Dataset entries
········

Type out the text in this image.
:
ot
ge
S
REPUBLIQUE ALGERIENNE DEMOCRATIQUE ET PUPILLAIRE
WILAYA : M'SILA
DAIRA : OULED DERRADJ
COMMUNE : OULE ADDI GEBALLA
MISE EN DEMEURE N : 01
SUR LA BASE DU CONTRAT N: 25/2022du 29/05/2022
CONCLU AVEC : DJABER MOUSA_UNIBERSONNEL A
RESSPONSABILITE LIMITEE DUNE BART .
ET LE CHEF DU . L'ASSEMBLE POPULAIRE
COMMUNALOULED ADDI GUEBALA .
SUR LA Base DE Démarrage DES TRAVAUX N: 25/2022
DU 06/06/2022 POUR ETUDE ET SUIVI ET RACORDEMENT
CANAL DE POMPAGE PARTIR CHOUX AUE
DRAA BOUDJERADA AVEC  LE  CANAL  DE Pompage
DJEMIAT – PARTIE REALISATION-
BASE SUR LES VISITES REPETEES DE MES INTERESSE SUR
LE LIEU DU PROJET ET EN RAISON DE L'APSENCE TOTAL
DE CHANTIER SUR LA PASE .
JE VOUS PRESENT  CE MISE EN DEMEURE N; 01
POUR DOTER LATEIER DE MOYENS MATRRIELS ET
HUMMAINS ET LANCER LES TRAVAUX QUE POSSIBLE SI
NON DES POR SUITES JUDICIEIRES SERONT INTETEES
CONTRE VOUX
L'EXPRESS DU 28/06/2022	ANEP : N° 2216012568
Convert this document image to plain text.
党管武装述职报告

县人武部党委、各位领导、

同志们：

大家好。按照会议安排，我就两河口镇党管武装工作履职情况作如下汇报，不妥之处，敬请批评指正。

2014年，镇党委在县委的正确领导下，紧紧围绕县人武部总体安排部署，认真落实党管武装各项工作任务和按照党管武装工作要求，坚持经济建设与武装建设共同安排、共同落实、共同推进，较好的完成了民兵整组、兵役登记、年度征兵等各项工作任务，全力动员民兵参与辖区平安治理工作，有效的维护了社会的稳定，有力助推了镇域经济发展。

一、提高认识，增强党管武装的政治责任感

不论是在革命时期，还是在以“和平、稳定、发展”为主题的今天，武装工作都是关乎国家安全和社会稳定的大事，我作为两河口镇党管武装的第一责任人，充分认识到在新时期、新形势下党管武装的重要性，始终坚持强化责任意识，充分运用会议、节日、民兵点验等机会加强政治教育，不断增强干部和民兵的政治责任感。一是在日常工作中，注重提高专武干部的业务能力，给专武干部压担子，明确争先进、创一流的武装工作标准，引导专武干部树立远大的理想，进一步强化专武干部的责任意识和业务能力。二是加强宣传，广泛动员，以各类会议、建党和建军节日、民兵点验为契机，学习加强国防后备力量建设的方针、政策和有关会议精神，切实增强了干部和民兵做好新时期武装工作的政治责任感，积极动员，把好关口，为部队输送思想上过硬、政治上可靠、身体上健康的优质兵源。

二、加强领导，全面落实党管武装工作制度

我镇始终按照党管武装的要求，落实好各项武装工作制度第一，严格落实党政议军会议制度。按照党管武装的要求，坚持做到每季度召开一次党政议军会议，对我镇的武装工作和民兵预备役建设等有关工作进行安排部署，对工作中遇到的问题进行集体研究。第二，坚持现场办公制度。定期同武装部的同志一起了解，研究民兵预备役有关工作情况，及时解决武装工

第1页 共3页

········

TASK DETAILS
Report only the number of lines in the data above that contain "CANAL".

EXERCISE SOLUTION
2